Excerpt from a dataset
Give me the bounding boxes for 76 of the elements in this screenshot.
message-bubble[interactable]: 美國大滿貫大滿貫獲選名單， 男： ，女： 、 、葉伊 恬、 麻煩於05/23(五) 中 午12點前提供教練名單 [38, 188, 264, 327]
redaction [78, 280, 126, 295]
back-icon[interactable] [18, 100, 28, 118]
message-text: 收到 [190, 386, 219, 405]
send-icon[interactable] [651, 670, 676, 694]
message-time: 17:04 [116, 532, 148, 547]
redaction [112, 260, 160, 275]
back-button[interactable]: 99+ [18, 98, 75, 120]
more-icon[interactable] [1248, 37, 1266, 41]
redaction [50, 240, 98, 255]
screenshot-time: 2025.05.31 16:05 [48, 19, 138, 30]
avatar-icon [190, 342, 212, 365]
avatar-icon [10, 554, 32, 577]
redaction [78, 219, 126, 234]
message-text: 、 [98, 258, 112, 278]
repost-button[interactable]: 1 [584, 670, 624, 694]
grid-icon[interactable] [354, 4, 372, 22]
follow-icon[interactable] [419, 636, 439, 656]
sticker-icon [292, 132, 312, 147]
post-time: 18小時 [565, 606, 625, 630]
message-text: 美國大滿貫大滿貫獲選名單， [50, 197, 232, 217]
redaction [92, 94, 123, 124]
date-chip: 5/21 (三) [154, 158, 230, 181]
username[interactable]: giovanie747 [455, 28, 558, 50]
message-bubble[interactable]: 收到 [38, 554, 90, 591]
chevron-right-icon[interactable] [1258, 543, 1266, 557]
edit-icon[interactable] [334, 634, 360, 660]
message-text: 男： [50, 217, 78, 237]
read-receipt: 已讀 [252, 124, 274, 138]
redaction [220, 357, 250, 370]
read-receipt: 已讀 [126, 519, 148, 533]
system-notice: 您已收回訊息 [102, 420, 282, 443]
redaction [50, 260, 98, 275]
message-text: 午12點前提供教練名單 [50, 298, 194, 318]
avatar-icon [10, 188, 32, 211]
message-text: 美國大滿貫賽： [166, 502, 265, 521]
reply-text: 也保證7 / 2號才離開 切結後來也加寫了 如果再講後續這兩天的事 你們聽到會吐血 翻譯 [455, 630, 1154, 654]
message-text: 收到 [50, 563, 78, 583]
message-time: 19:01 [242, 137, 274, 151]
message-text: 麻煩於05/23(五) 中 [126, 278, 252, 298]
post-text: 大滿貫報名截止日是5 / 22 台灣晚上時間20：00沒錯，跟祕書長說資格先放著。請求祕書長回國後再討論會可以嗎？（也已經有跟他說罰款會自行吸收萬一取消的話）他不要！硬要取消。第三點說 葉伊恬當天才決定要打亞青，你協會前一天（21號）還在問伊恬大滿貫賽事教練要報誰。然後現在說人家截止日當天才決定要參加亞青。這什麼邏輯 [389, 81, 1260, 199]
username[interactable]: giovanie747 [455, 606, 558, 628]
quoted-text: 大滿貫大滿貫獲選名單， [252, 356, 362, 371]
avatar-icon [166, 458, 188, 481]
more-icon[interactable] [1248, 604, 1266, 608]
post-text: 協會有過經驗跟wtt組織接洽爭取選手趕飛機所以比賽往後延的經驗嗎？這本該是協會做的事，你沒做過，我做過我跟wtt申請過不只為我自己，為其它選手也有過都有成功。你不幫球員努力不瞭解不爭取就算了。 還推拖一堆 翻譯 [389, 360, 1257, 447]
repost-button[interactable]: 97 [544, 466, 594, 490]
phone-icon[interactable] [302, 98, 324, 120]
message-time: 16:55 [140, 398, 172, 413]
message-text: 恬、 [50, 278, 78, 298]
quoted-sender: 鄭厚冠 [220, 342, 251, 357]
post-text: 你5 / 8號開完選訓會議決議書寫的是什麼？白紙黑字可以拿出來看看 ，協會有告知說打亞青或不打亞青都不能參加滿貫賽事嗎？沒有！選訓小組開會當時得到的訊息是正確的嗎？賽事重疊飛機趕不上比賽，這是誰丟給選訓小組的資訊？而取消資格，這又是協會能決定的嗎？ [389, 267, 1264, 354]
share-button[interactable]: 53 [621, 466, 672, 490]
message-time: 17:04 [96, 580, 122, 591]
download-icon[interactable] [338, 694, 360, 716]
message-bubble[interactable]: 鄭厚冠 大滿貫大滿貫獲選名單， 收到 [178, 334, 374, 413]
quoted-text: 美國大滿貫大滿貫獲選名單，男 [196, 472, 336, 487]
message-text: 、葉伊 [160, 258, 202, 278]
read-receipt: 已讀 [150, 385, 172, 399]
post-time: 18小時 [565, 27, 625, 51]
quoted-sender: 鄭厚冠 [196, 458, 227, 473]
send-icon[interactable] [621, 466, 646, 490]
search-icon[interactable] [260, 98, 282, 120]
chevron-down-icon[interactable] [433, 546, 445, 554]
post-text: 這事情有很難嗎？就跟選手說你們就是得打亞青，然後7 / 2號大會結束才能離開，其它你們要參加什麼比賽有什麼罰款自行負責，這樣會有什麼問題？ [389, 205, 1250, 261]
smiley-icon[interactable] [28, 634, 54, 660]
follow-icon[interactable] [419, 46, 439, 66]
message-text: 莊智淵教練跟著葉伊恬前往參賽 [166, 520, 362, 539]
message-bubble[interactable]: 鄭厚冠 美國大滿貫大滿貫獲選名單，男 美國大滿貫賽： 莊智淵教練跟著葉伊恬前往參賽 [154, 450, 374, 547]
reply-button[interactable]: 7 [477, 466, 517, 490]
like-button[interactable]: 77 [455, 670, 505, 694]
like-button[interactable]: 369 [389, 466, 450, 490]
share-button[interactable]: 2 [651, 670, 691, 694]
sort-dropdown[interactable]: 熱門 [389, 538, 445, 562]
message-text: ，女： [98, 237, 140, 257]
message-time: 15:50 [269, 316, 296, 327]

Exercise brief. Copy every row above word for word, keeping each line unchanged and in its original order.

Response to the task.
Give me the bounding boxes for 76 of the elements in this screenshot.
message-bubble[interactable]: 美國大滿貫大滿貫獲選名單， 男： ，女： 、 、葉伊 恬、 麻煩於05/23(五) 中 午12點前提供教練名單 [38, 188, 264, 327]
redaction [78, 280, 126, 295]
back-icon[interactable] [18, 100, 28, 118]
message-text: 收到 [190, 386, 219, 405]
send-icon[interactable] [651, 670, 676, 694]
message-time: 17:04 [116, 532, 148, 547]
redaction [112, 260, 160, 275]
back-button[interactable]: 99+ [18, 98, 75, 120]
more-icon[interactable] [1248, 37, 1266, 41]
redaction [50, 240, 98, 255]
screenshot-time: 2025.05.31 16:05 [48, 19, 138, 30]
avatar-icon [190, 342, 212, 365]
avatar-icon [10, 554, 32, 577]
redaction [78, 219, 126, 234]
message-text: 、 [98, 258, 112, 278]
repost-button[interactable]: 1 [584, 670, 624, 694]
grid-icon[interactable] [354, 4, 372, 22]
follow-icon[interactable] [419, 636, 439, 656]
sticker-icon [292, 132, 312, 147]
post-time: 18小時 [565, 606, 625, 630]
message-text: 美國大滿貫大滿貫獲選名單， [50, 197, 232, 217]
redaction [92, 94, 123, 124]
date-chip: 5/21 (三) [154, 158, 230, 181]
username[interactable]: giovanie747 [455, 28, 558, 50]
message-bubble[interactable]: 收到 [38, 554, 90, 591]
chevron-right-icon[interactable] [1258, 543, 1266, 557]
edit-icon[interactable] [334, 634, 360, 660]
message-text: 男： [50, 217, 78, 237]
read-receipt: 已讀 [252, 124, 274, 138]
redaction [220, 357, 250, 370]
read-receipt: 已讀 [126, 519, 148, 533]
system-notice: 您已收回訊息 [102, 420, 282, 443]
redaction [50, 260, 98, 275]
message-text: 午12點前提供教練名單 [50, 298, 194, 318]
avatar-icon [10, 188, 32, 211]
message-text: 美國大滿貫賽： [166, 502, 265, 521]
reply-text: 也保證7 / 2號才離開 切結後來也加寫了 如果再講後續這兩天的事 你們聽到會吐血 翻譯 [455, 630, 1154, 654]
message-text: 收到 [50, 563, 78, 583]
message-time: 19:01 [242, 137, 274, 151]
message-text: 麻煩於05/23(五) 中 [126, 278, 252, 298]
post-text: 大滿貫報名截止日是5 / 22 台灣晚上時間20：00沒錯，跟祕書長說資格先放著。請求祕書長回國後再討論會可以嗎？（也已經有跟他說罰款會自行吸收萬一取消的話）他不要！硬要取消。第三點說 葉伊恬當天才決定要打亞青，你協會前一天（21號）還在問伊恬大滿貫賽事教練要報誰。然後現在說人家截止日當天才決定要參加亞青。這什麼邏輯 [389, 81, 1260, 199]
username[interactable]: giovanie747 [455, 606, 558, 628]
quoted-text: 大滿貫大滿貫獲選名單， [252, 356, 362, 371]
avatar-icon [166, 458, 188, 481]
more-icon[interactable] [1248, 604, 1266, 608]
post-text: 協會有過經驗跟wtt組織接洽爭取選手趕飛機所以比賽往後延的經驗嗎？這本該是協會做的事，你沒做過，我做過我跟wtt申請過不只為我自己，為其它選手也有過都有成功。你不幫球員努力不瞭解不爭取就算了。 還推拖一堆 翻譯 [389, 360, 1257, 447]
repost-button[interactable]: 97 [544, 466, 594, 490]
phone-icon[interactable] [302, 98, 324, 120]
message-time: 16:55 [140, 398, 172, 413]
message-text: 恬、 [50, 278, 78, 298]
quoted-sender: 鄭厚冠 [220, 342, 251, 357]
post-text: 你5 / 8號開完選訓會議決議書寫的是什麼？白紙黑字可以拿出來看看 ，協會有告知說打亞青或不打亞青都不能參加滿貫賽事嗎？沒有！選訓小組開會當時得到的訊息是正確的嗎？賽事重疊飛機趕不上比賽，這是誰丟給選訓小組的資訊？而取消資格，這又是協會能決定的嗎？ [389, 267, 1264, 354]
share-button[interactable]: 53 [621, 466, 672, 490]
message-time: 17:04 [96, 580, 122, 591]
download-icon[interactable] [338, 694, 360, 716]
message-bubble[interactable]: 鄭厚冠 大滿貫大滿貫獲選名單， 收到 [178, 334, 374, 413]
quoted-text: 美國大滿貫大滿貫獲選名單，男 [196, 472, 336, 487]
message-text: 、葉伊 [160, 258, 202, 278]
read-receipt: 已讀 [150, 385, 172, 399]
post-time: 18小時 [565, 27, 625, 51]
quoted-sender: 鄭厚冠 [196, 458, 227, 473]
send-icon[interactable] [621, 466, 646, 490]
search-icon[interactable] [260, 98, 282, 120]
chevron-down-icon[interactable] [433, 546, 445, 554]
post-text: 這事情有很難嗎？就跟選手說你們就是得打亞青，然後7 / 2號大會結束才能離開，其它你們要參加什麼比賽有什麼罰款自行負責，這樣會有什麼問題？ [389, 205, 1250, 261]
smiley-icon[interactable] [28, 634, 54, 660]
follow-icon[interactable] [419, 46, 439, 66]
message-text: 莊智淵教練跟著葉伊恬前往參賽 [166, 520, 362, 539]
message-bubble[interactable]: 鄭厚冠 美國大滿貫大滿貫獲選名單，男 美國大滿貫賽： 莊智淵教練跟著葉伊恬前往參賽 [154, 450, 374, 547]
reply-button[interactable]: 7 [477, 466, 517, 490]
like-button[interactable]: 77 [455, 670, 505, 694]
like-button[interactable]: 369 [389, 466, 450, 490]
share-button[interactable]: 2 [651, 670, 691, 694]
sort-dropdown[interactable]: 熱門 [389, 538, 445, 562]
message-text: ，女： [98, 237, 140, 257]
message-time: 15:50 [269, 316, 296, 327]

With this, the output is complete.